▸ **Task objective**
Each line below must be set down exactly; omit any image you find.

— start Dataset excerpts —

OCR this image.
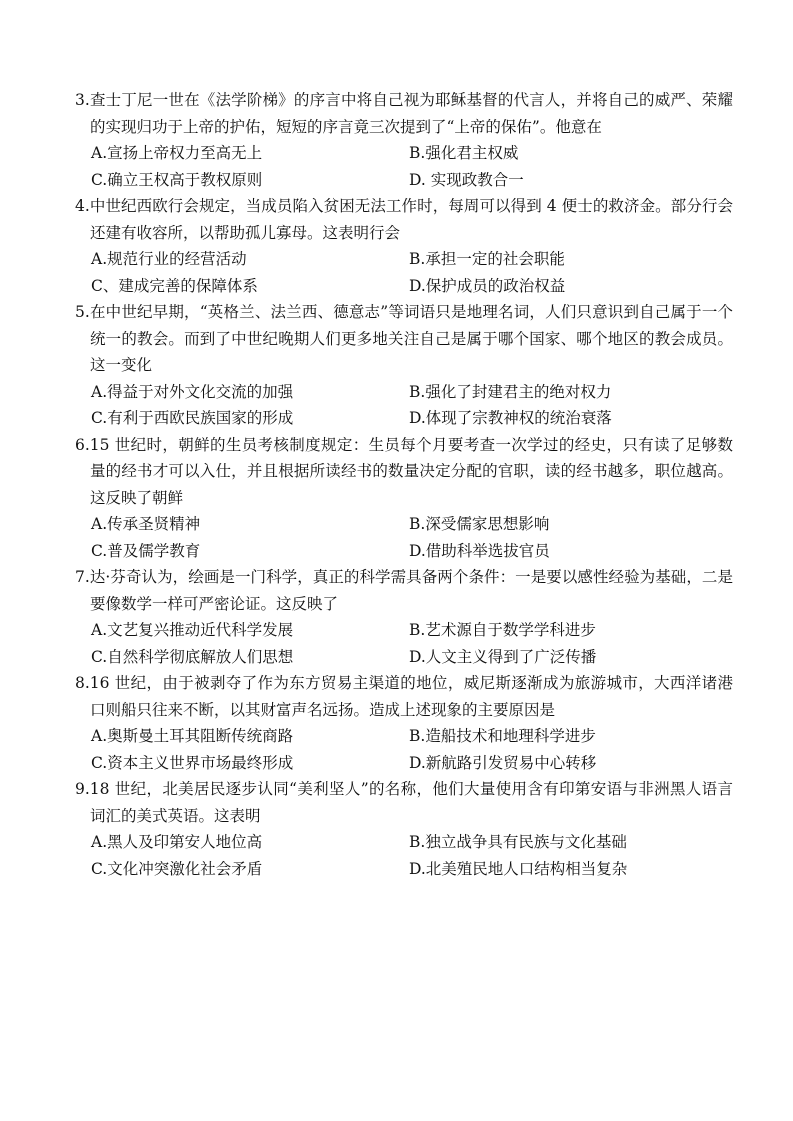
3.查士丁尼一世在《法学阶梯》的序言中将自己视为耶稣基督的代言人，并将自己的威严、荣耀的实现归功于上帝的护佑，短短的序言竟三次提到了“上帝的保佑”。他意在

A.宣扬上帝权力至高无上	B.强化君主权威
C.确立王权高于教权原则	D. 实现政教合一

4.中世纪西欧行会规定，当成员陷入贫困无法工作时，每周可以得到 4 便士的救济金。部分行会还建有收容所，以帮助孤儿寡母。这表明行会

A.规范行业的经营活动	B.承担一定的社会职能
C、建成完善的保障体系	D.保护成员的政治权益

5.在中世纪早期，“英格兰、法兰西、德意志”等词语只是地理名词，人们只意识到自己属于一个统一的教会。而到了中世纪晚期人们更多地关注自己是属于哪个国家、哪个地区的教会成员。这一变化

A.得益于对外文化交流的加强	B.强化了封建君主的绝对权力
C.有利于西欧民族国家的形成	D.体现了宗教神权的统治衰落

6.15 世纪时，朝鲜的生员考核制度规定：生员每个月要考查一次学过的经史，只有读了足够数量的经书才可以入仕，并且根据所读经书的数量决定分配的官职，读的经书越多，职位越高。这反映了朝鲜

A.传承圣贤精神	B.深受儒家思想影响
C.普及儒学教育	D.借助科举选拔官员

7.达·芬奇认为，绘画是一门科学，真正的科学需具备两个条件：一是要以感性经验为基础，二是要像数学一样可严密论证。这反映了

A.文艺复兴推动近代科学发展	B.艺术源自于数学学科进步
C.自然科学彻底解放人们思想	D.人文主义得到了广泛传播

8.16 世纪，由于被剥夺了作为东方贸易主渠道的地位，威尼斯逐渐成为旅游城市，大西洋诸港口则船只往来不断，以其财富声名远扬。造成上述现象的主要原因是

A.奥斯曼土耳其阻断传统商路	B.造船技术和地理科学进步
C.资本主义世界市场最终形成	D.新航路引发贸易中心转移

9.18 世纪，北美居民逐步认同“美利坚人”的名称，他们大量使用含有印第安语与非洲黑人语言词汇的美式英语。这表明

A.黑人及印第安人地位高	B.独立战争具有民族与文化基础
C.文化冲突激化社会矛盾	D.北美殖民地人口结构相当复杂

— end Dataset excerpts —

▸ **Complete output**
OCR this image.
3.查士丁尼一世在《法学阶梯》的序言中将自己视为耶稣基督的代言人，并将自己的威严、荣耀的实现归功于上帝的护佑，短短的序言竟三次提到了“上帝的保佑”。他意在

A.宣扬上帝权力至高无上	B.强化君主权威
C.确立王权高于教权原则	D. 实现政教合一

4.中世纪西欧行会规定，当成员陷入贫困无法工作时，每周可以得到 4 便士的救济金。部分行会还建有收容所，以帮助孤儿寡母。这表明行会

A.规范行业的经营活动	B.承担一定的社会职能
C、建成完善的保障体系	D.保护成员的政治权益

5.在中世纪早期，“英格兰、法兰西、德意志”等词语只是地理名词，人们只意识到自己属于一个统一的教会。而到了中世纪晚期人们更多地关注自己是属于哪个国家、哪个地区的教会成员。这一变化

A.得益于对外文化交流的加强	B.强化了封建君主的绝对权力
C.有利于西欧民族国家的形成	D.体现了宗教神权的统治衰落

6.15 世纪时，朝鲜的生员考核制度规定：生员每个月要考查一次学过的经史，只有读了足够数量的经书才可以入仕，并且根据所读经书的数量决定分配的官职，读的经书越多，职位越高。这反映了朝鲜

A.传承圣贤精神	B.深受儒家思想影响
C.普及儒学教育	D.借助科举选拔官员

7.达·芬奇认为，绘画是一门科学，真正的科学需具备两个条件：一是要以感性经验为基础，二是要像数学一样可严密论证。这反映了

A.文艺复兴推动近代科学发展	B.艺术源自于数学学科进步
C.自然科学彻底解放人们思想	D.人文主义得到了广泛传播

8.16 世纪，由于被剥夺了作为东方贸易主渠道的地位，威尼斯逐渐成为旅游城市，大西洋诸港口则船只往来不断，以其财富声名远扬。造成上述现象的主要原因是

A.奥斯曼土耳其阻断传统商路	B.造船技术和地理科学进步
C.资本主义世界市场最终形成	D.新航路引发贸易中心转移

9.18 世纪，北美居民逐步认同“美利坚人”的名称，他们大量使用含有印第安语与非洲黑人语言词汇的美式英语。这表明

A.黑人及印第安人地位高	B.独立战争具有民族与文化基础
C.文化冲突激化社会矛盾	D.北美殖民地人口结构相当复杂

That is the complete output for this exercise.